>> start RECORDS SUPPLIED
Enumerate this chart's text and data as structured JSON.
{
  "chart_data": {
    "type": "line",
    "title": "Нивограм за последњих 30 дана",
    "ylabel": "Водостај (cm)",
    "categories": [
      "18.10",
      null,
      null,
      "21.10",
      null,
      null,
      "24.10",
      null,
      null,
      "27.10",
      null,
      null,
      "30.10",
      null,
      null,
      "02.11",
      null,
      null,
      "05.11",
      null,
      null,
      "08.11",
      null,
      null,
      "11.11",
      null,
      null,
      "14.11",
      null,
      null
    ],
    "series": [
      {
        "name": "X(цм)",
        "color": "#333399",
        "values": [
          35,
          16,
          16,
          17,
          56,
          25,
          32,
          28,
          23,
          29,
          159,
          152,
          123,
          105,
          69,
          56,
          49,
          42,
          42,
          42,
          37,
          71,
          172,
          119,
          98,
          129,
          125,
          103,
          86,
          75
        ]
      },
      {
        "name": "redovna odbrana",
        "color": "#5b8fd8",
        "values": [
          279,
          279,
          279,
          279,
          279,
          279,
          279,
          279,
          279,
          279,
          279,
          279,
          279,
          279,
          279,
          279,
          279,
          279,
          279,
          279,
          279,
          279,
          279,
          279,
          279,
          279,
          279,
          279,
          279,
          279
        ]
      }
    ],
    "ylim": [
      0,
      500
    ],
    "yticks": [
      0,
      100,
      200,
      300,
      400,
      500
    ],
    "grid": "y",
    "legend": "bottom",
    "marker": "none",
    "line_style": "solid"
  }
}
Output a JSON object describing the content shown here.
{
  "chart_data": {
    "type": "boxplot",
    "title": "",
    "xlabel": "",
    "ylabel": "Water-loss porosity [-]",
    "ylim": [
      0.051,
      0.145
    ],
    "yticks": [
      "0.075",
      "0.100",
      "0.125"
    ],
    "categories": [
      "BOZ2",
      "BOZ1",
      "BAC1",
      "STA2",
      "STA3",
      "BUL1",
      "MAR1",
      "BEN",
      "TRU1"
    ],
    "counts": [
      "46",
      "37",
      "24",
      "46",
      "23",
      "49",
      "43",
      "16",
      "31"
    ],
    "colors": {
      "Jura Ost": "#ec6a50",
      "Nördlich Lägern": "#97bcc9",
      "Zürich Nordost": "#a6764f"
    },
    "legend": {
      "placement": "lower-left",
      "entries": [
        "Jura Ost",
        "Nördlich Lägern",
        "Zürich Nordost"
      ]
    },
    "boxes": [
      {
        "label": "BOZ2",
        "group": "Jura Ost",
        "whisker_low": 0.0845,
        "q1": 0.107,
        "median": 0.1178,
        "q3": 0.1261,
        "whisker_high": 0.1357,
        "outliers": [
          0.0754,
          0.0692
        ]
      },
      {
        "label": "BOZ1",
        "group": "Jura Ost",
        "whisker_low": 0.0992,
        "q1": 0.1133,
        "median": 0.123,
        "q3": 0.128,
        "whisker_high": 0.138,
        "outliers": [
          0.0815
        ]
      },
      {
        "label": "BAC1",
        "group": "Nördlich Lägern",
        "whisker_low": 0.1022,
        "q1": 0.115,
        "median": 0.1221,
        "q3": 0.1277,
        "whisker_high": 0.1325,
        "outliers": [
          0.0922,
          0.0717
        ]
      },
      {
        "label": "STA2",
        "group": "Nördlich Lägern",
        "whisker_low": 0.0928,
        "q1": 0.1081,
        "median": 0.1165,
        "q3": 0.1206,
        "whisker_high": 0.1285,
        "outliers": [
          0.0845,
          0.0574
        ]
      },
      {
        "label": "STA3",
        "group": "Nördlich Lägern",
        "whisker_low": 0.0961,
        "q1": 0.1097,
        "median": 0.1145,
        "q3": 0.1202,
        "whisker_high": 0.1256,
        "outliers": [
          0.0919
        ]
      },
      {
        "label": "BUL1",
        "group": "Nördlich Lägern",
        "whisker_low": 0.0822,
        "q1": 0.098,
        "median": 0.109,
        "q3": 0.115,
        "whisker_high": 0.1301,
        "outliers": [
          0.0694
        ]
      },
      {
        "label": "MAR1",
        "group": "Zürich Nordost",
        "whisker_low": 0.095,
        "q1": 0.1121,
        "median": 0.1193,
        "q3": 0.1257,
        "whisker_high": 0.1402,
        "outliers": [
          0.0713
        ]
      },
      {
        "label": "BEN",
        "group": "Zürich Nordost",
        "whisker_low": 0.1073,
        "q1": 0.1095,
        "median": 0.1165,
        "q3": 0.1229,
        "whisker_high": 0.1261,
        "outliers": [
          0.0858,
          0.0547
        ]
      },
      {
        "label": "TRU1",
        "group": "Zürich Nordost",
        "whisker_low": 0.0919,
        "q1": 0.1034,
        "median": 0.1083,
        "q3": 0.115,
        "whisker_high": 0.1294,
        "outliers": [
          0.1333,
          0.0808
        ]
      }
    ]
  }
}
>> end RECORDS SUPPLIED
» EXERCISE BRIEF: Return each entry from the material above exactly as it appears.

» FINISHED ANSWER:
Enumerate this chart's text and data as structured JSON.
{
  "chart_data": {
    "type": "line",
    "title": "Нивограм за последњих 30 дана",
    "ylabel": "Водостај (cm)",
    "categories": [
      "18.10",
      null,
      null,
      "21.10",
      null,
      null,
      "24.10",
      null,
      null,
      "27.10",
      null,
      null,
      "30.10",
      null,
      null,
      "02.11",
      null,
      null,
      "05.11",
      null,
      null,
      "08.11",
      null,
      null,
      "11.11",
      null,
      null,
      "14.11",
      null,
      null
    ],
    "series": [
      {
        "name": "X(цм)",
        "color": "#333399",
        "values": [
          35,
          16,
          16,
          17,
          56,
          25,
          32,
          28,
          23,
          29,
          159,
          152,
          123,
          105,
          69,
          56,
          49,
          42,
          42,
          42,
          37,
          71,
          172,
          119,
          98,
          129,
          125,
          103,
          86,
          75
        ]
      },
      {
        "name": "redovna odbrana",
        "color": "#5b8fd8",
        "values": [
          279,
          279,
          279,
          279,
          279,
          279,
          279,
          279,
          279,
          279,
          279,
          279,
          279,
          279,
          279,
          279,
          279,
          279,
          279,
          279,
          279,
          279,
          279,
          279,
          279,
          279,
          279,
          279,
          279,
          279
        ]
      }
    ],
    "ylim": [
      0,
      500
    ],
    "yticks": [
      0,
      100,
      200,
      300,
      400,
      500
    ],
    "grid": "y",
    "legend": "bottom",
    "marker": "none",
    "line_style": "solid"
  }
}
Output a JSON object describing the content shown here.
{
  "chart_data": {
    "type": "boxplot",
    "title": "",
    "xlabel": "",
    "ylabel": "Water-loss porosity [-]",
    "ylim": [
      0.051,
      0.145
    ],
    "yticks": [
      "0.075",
      "0.100",
      "0.125"
    ],
    "categories": [
      "BOZ2",
      "BOZ1",
      "BAC1",
      "STA2",
      "STA3",
      "BUL1",
      "MAR1",
      "BEN",
      "TRU1"
    ],
    "counts": [
      "46",
      "37",
      "24",
      "46",
      "23",
      "49",
      "43",
      "16",
      "31"
    ],
    "colors": {
      "Jura Ost": "#ec6a50",
      "Nördlich Lägern": "#97bcc9",
      "Zürich Nordost": "#a6764f"
    },
    "legend": {
      "placement": "lower-left",
      "entries": [
        "Jura Ost",
        "Nördlich Lägern",
        "Zürich Nordost"
      ]
    },
    "boxes": [
      {
        "label": "BOZ2",
        "group": "Jura Ost",
        "whisker_low": 0.0845,
        "q1": 0.107,
        "median": 0.1178,
        "q3": 0.1261,
        "whisker_high": 0.1357,
        "outliers": [
          0.0754,
          0.0692
        ]
      },
      {
        "label": "BOZ1",
        "group": "Jura Ost",
        "whisker_low": 0.0992,
        "q1": 0.1133,
        "median": 0.123,
        "q3": 0.128,
        "whisker_high": 0.138,
        "outliers": [
          0.0815
        ]
      },
      {
        "label": "BAC1",
        "group": "Nördlich Lägern",
        "whisker_low": 0.1022,
        "q1": 0.115,
        "median": 0.1221,
        "q3": 0.1277,
        "whisker_high": 0.1325,
        "outliers": [
          0.0922,
          0.0717
        ]
      },
      {
        "label": "STA2",
        "group": "Nördlich Lägern",
        "whisker_low": 0.0928,
        "q1": 0.1081,
        "median": 0.1165,
        "q3": 0.1206,
        "whisker_high": 0.1285,
        "outliers": [
          0.0845,
          0.0574
        ]
      },
      {
        "label": "STA3",
        "group": "Nördlich Lägern",
        "whisker_low": 0.0961,
        "q1": 0.1097,
        "median": 0.1145,
        "q3": 0.1202,
        "whisker_high": 0.1256,
        "outliers": [
          0.0919
        ]
      },
      {
        "label": "BUL1",
        "group": "Nördlich Lägern",
        "whisker_low": 0.0822,
        "q1": 0.098,
        "median": 0.109,
        "q3": 0.115,
        "whisker_high": 0.1301,
        "outliers": [
          0.0694
        ]
      },
      {
        "label": "MAR1",
        "group": "Zürich Nordost",
        "whisker_low": 0.095,
        "q1": 0.1121,
        "median": 0.1193,
        "q3": 0.1257,
        "whisker_high": 0.1402,
        "outliers": [
          0.0713
        ]
      },
      {
        "label": "BEN",
        "group": "Zürich Nordost",
        "whisker_low": 0.1073,
        "q1": 0.1095,
        "median": 0.1165,
        "q3": 0.1229,
        "whisker_high": 0.1261,
        "outliers": [
          0.0858,
          0.0547
        ]
      },
      {
        "label": "TRU1",
        "group": "Zürich Nordost",
        "whisker_low": 0.0919,
        "q1": 0.1034,
        "median": 0.1083,
        "q3": 0.115,
        "whisker_high": 0.1294,
        "outliers": [
          0.1333,
          0.0808
        ]
      }
    ]
  }
}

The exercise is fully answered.